- **TO DO**
Below is some data; print it all back exactly.

- **GIVEN INFORMATION**
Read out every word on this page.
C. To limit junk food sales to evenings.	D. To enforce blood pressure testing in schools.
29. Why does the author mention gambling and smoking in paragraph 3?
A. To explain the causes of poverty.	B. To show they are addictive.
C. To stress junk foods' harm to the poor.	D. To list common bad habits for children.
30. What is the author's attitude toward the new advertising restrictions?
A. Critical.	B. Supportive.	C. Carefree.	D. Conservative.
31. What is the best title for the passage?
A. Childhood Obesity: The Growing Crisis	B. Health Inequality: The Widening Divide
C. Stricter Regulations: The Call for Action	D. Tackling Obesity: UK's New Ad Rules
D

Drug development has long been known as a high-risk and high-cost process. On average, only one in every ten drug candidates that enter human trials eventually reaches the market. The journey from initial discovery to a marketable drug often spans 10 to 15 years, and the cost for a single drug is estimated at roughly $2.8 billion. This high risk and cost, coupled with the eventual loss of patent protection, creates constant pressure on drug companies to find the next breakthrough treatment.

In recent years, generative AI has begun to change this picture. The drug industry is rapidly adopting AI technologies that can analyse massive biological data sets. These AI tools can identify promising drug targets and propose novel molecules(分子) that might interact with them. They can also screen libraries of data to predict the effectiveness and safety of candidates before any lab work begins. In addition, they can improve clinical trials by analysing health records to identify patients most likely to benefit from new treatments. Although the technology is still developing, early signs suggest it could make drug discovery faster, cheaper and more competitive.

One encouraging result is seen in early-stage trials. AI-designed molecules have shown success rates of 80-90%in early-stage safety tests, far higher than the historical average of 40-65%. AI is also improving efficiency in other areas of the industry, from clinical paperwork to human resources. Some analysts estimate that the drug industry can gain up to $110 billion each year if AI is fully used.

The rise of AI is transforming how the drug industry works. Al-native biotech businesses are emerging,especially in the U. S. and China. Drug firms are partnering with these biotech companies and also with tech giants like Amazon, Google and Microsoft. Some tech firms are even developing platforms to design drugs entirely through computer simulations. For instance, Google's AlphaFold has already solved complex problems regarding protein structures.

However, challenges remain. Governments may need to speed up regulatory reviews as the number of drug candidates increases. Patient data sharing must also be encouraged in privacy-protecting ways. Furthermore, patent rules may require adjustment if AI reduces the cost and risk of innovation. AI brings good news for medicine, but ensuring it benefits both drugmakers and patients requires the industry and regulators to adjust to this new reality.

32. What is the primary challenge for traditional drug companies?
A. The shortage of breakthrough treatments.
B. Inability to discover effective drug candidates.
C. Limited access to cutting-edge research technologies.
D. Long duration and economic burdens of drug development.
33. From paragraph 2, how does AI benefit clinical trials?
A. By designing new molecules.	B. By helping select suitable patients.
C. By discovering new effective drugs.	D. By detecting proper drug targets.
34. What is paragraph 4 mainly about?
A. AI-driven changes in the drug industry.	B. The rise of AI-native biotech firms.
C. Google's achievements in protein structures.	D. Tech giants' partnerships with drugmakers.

- **TASK OUTPUT**
Read out every word on this page.
C. To limit junk food sales to evenings.	D. To enforce blood pressure testing in schools.
29. Why does the author mention gambling and smoking in paragraph 3?
A. To explain the causes of poverty.	B. To show they are addictive.
C. To stress junk foods' harm to the poor.	D. To list common bad habits for children.
30. What is the author's attitude toward the new advertising restrictions?
A. Critical.	B. Supportive.	C. Carefree.	D. Conservative.
31. What is the best title for the passage?
A. Childhood Obesity: The Growing Crisis	B. Health Inequality: The Widening Divide
C. Stricter Regulations: The Call for Action	D. Tackling Obesity: UK's New Ad Rules
D

Drug development has long been known as a high-risk and high-cost process. On average, only one in every ten drug candidates that enter human trials eventually reaches the market. The journey from initial discovery to a marketable drug often spans 10 to 15 years, and the cost for a single drug is estimated at roughly $2.8 billion. This high risk and cost, coupled with the eventual loss of patent protection, creates constant pressure on drug companies to find the next breakthrough treatment.

In recent years, generative AI has begun to change this picture. The drug industry is rapidly adopting AI technologies that can analyse massive biological data sets. These AI tools can identify promising drug targets and propose novel molecules(分子) that might interact with them. They can also screen libraries of data to predict the effectiveness and safety of candidates before any lab work begins. In addition, they can improve clinical trials by analysing health records to identify patients most likely to benefit from new treatments. Although the technology is still developing, early signs suggest it could make drug discovery faster, cheaper and more competitive.

One encouraging result is seen in early-stage trials. AI-designed molecules have shown success rates of 80-90%in early-stage safety tests, far higher than the historical average of 40-65%. AI is also improving efficiency in other areas of the industry, from clinical paperwork to human resources. Some analysts estimate that the drug industry can gain up to $110 billion each year if AI is fully used.

The rise of AI is transforming how the drug industry works. Al-native biotech businesses are emerging,especially in the U. S. and China. Drug firms are partnering with these biotech companies and also with tech giants like Amazon, Google and Microsoft. Some tech firms are even developing platforms to design drugs entirely through computer simulations. For instance, Google's AlphaFold has already solved complex problems regarding protein structures.

However, challenges remain. Governments may need to speed up regulatory reviews as the number of drug candidates increases. Patient data sharing must also be encouraged in privacy-protecting ways. Furthermore, patent rules may require adjustment if AI reduces the cost and risk of innovation. AI brings good news for medicine, but ensuring it benefits both drugmakers and patients requires the industry and regulators to adjust to this new reality.

32. What is the primary challenge for traditional drug companies?
A. The shortage of breakthrough treatments.
B. Inability to discover effective drug candidates.
C. Limited access to cutting-edge research technologies.
D. Long duration and economic burdens of drug development.
33. From paragraph 2, how does AI benefit clinical trials?
A. By designing new molecules.	B. By helping select suitable patients.
C. By discovering new effective drugs.	D. By detecting proper drug targets.
34. What is paragraph 4 mainly about?
A. AI-driven changes in the drug industry.	B. The rise of AI-native biotech firms.
C. Google's achievements in protein structures.	D. Tech giants' partnerships with drugmakers.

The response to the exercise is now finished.